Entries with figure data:
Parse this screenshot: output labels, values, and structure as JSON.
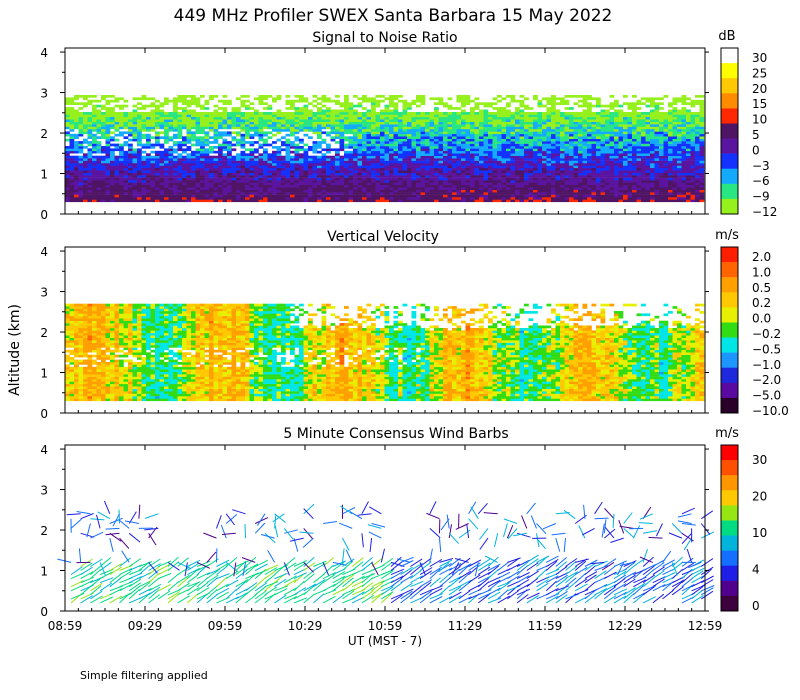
{
  "figure": {
    "title": "449 MHz Profiler SWEX Santa Barbara 15 May 2022",
    "xlabel": "UT   (MST - 7)",
    "ylabel": "Altitude (km)",
    "footnote": "Simple filtering applied"
  },
  "chart_data": [
    {
      "type": "heatmap",
      "title": "Signal to Noise Ratio",
      "x_ticks": [
        "08:59",
        "09:29",
        "09:59",
        "10:29",
        "10:59",
        "11:29",
        "11:59",
        "12:29",
        "12:59"
      ],
      "y_ticks": [
        "0",
        "1",
        "2",
        "3",
        "4"
      ],
      "ylim": [
        0,
        4.1
      ],
      "colorbar": {
        "unit": "dB",
        "labels": [
          "30",
          "25",
          "20",
          "15",
          "10",
          "5",
          "0",
          "−3",
          "−6",
          "−9",
          "−12"
        ],
        "colors": [
          "#ffffff",
          "#ffff00",
          "#ffc800",
          "#ff8c00",
          "#ff2800",
          "#501464",
          "#5a14a0",
          "#1432ff",
          "#14aaff",
          "#28e682",
          "#96f01e"
        ]
      },
      "profile": {
        "description": "SNR decreases with altitude: ~5–10 dB near 0.3–0.8 km, 0 to −6 dB at 1–2 km, −9 to −12 dB above ~2 km to 2.8 km; data mostly missing above 2.8 km"
      }
    },
    {
      "type": "heatmap",
      "title": "Vertical Velocity",
      "x_ticks": [
        "08:59",
        "09:29",
        "09:59",
        "10:29",
        "10:59",
        "11:29",
        "11:59",
        "12:29",
        "12:59"
      ],
      "y_ticks": [
        "0",
        "1",
        "2",
        "3",
        "4"
      ],
      "ylim": [
        0,
        4.1
      ],
      "colorbar": {
        "unit": "m/s",
        "labels": [
          "2.0",
          "1.0",
          "0.5",
          "0.2",
          "0.0",
          "−0.2",
          "−0.5",
          "−1.0",
          "−2.0",
          "−5.0",
          "−10.0"
        ],
        "colors": [
          "#ff1e00",
          "#ff6400",
          "#ffa000",
          "#ffc800",
          "#e6f000",
          "#32dc14",
          "#00e6e6",
          "#1e96ff",
          "#1e28dc",
          "#5a0aa0",
          "#280028"
        ]
      },
      "profile": {
        "description": "Mostly weak vertical motion (−0.5 to +0.5 m/s) from 0.3 to ~2.6 km; data mostly missing above 2.6 km"
      }
    },
    {
      "type": "scatter",
      "title": "5 Minute Consensus Wind Barbs",
      "x_ticks": [
        "08:59",
        "09:29",
        "09:59",
        "10:29",
        "10:59",
        "11:29",
        "11:59",
        "12:29",
        "12:59"
      ],
      "y_ticks": [
        "0",
        "1",
        "2",
        "3",
        "4"
      ],
      "ylim": [
        0,
        4.1
      ],
      "colorbar": {
        "unit": "m/s",
        "labels": [
          "30",
          "20",
          "10",
          "4",
          "0"
        ],
        "colors": [
          "#ff0000",
          "#ff5000",
          "#ff9600",
          "#ffc800",
          "#96e614",
          "#00dc82",
          "#00b4dc",
          "#146eff",
          "#1e1ee6",
          "#50008c",
          "#3c003c"
        ]
      },
      "profile": {
        "description": "Wind barbs mostly 0.2–1.2 km and 1.8–2.6 km; speeds ~4–15 m/s"
      }
    }
  ]
}
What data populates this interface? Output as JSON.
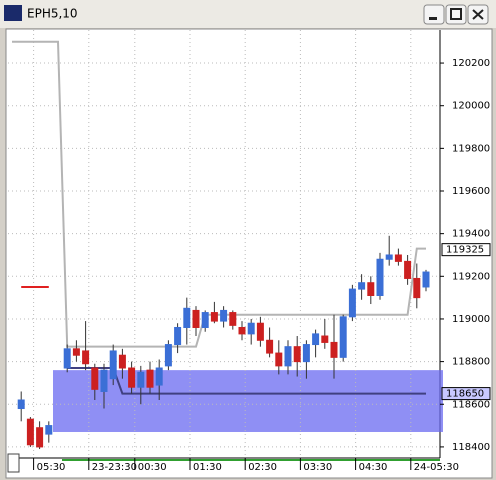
{
  "window_title": "EPH5,10",
  "chart_data": {
    "type": "candlestick",
    "categories": [
      null,
      null,
      null,
      "05:30",
      null,
      null,
      null,
      null,
      null,
      "23-23:30",
      null,
      null,
      null,
      null,
      "00:30",
      null,
      null,
      null,
      null,
      null,
      "01:30",
      null,
      null,
      null,
      null,
      null,
      "02:30",
      null,
      null,
      null,
      null,
      null,
      "03:30",
      null,
      null,
      null,
      null,
      null,
      "04:30",
      null,
      null,
      null,
      null,
      null,
      "24-05:30",
      null
    ],
    "open": [
      null,
      118580,
      118530,
      118490,
      118460,
      null,
      118770,
      118860,
      118850,
      118770,
      118660,
      118720,
      118830,
      118770,
      118680,
      118760,
      118690,
      118780,
      118880,
      118960,
      119040,
      118960,
      119030,
      118990,
      119030,
      118960,
      118930,
      118980,
      118900,
      118840,
      118780,
      118870,
      118800,
      118880,
      118920,
      118890,
      118820,
      119010,
      119140,
      119170,
      119110,
      119280,
      119300,
      119270,
      119190,
      119150
    ],
    "high": [
      null,
      118660,
      118540,
      118520,
      118520,
      null,
      118880,
      118900,
      118990,
      118790,
      118790,
      118880,
      118860,
      118800,
      118780,
      118800,
      118810,
      118900,
      118980,
      119100,
      119060,
      119040,
      119080,
      119060,
      119040,
      118990,
      119000,
      119010,
      118960,
      118900,
      118900,
      118920,
      118900,
      118950,
      119000,
      119020,
      119020,
      119160,
      119210,
      119200,
      119310,
      119390,
      119330,
      119300,
      119260,
      119230
    ],
    "low": [
      null,
      118520,
      118400,
      118390,
      118420,
      null,
      118750,
      118800,
      118760,
      118620,
      118580,
      118690,
      118720,
      118650,
      118600,
      118650,
      118620,
      118760,
      118840,
      118880,
      118920,
      118940,
      118980,
      118960,
      118950,
      118900,
      118880,
      118870,
      118820,
      118740,
      118740,
      118730,
      118720,
      118820,
      118860,
      118720,
      118800,
      118990,
      119090,
      119070,
      119090,
      119250,
      119250,
      119160,
      119050,
      119130
    ],
    "close": [
      null,
      118620,
      118410,
      118400,
      118500,
      null,
      118860,
      118830,
      118790,
      118670,
      118760,
      118850,
      118770,
      118680,
      118750,
      118680,
      118770,
      118880,
      118960,
      119050,
      118960,
      119030,
      118990,
      119040,
      118970,
      118930,
      118980,
      118900,
      118840,
      118780,
      118870,
      118800,
      118880,
      118930,
      118890,
      118820,
      119010,
      119140,
      119170,
      119110,
      119280,
      119300,
      119270,
      119190,
      119100,
      119220
    ],
    "up_color": "#3b6fd6",
    "down_color": "#cc2020",
    "lines": [
      {
        "color": "#b4b4b4",
        "values": [
          120300,
          120300,
          120300,
          120300,
          120300,
          120300,
          118870,
          118870,
          118870,
          118870,
          118870,
          118870,
          118870,
          118870,
          118870,
          118870,
          118870,
          118870,
          118870,
          118870,
          118870,
          119020,
          119020,
          119020,
          119020,
          119020,
          119020,
          119020,
          119020,
          119020,
          119020,
          119020,
          119020,
          119020,
          119020,
          119020,
          119020,
          119020,
          119020,
          119020,
          119020,
          119020,
          119020,
          119020,
          119330,
          119330
        ]
      },
      {
        "color": "#e02020",
        "values": [
          null,
          119150,
          119150,
          119150,
          119150,
          null,
          null,
          null,
          null,
          null,
          null,
          null,
          null,
          null,
          null,
          null,
          null,
          null,
          null,
          null,
          null,
          null,
          null,
          null,
          null,
          null,
          null,
          null,
          null,
          null,
          null,
          null,
          null,
          null,
          null,
          null,
          null,
          null,
          null,
          null,
          null,
          null,
          null,
          null,
          null,
          null
        ]
      },
      {
        "color": "#404080",
        "values": [
          null,
          null,
          null,
          null,
          null,
          null,
          118770,
          118770,
          118770,
          118770,
          118770,
          118770,
          118650,
          118650,
          118650,
          118650,
          118650,
          118650,
          118650,
          118650,
          118650,
          118650,
          118650,
          118650,
          118650,
          118650,
          118650,
          118650,
          118650,
          118650,
          118650,
          118650,
          118650,
          118650,
          118650,
          118650,
          118650,
          118650,
          118650,
          118650,
          118650,
          118650,
          118650,
          118650,
          118650,
          118650
        ]
      }
    ],
    "zone": {
      "low": 118470,
      "high": 118760,
      "color": "#6a6af0"
    },
    "price_flags": [
      119325,
      118650
    ],
    "ylim": [
      118348,
      120355
    ],
    "yticks": [
      118400,
      118600,
      118800,
      119000,
      119200,
      119400,
      119600,
      119800,
      120000,
      120200
    ],
    "grid": true
  }
}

_Aim_.
Write out every line from the entries where "JSON" appears.

_Output of the exercise_.
Parse this screenshot: output labels, values, and structure as JSON.
What data populates this interface? Output as JSON.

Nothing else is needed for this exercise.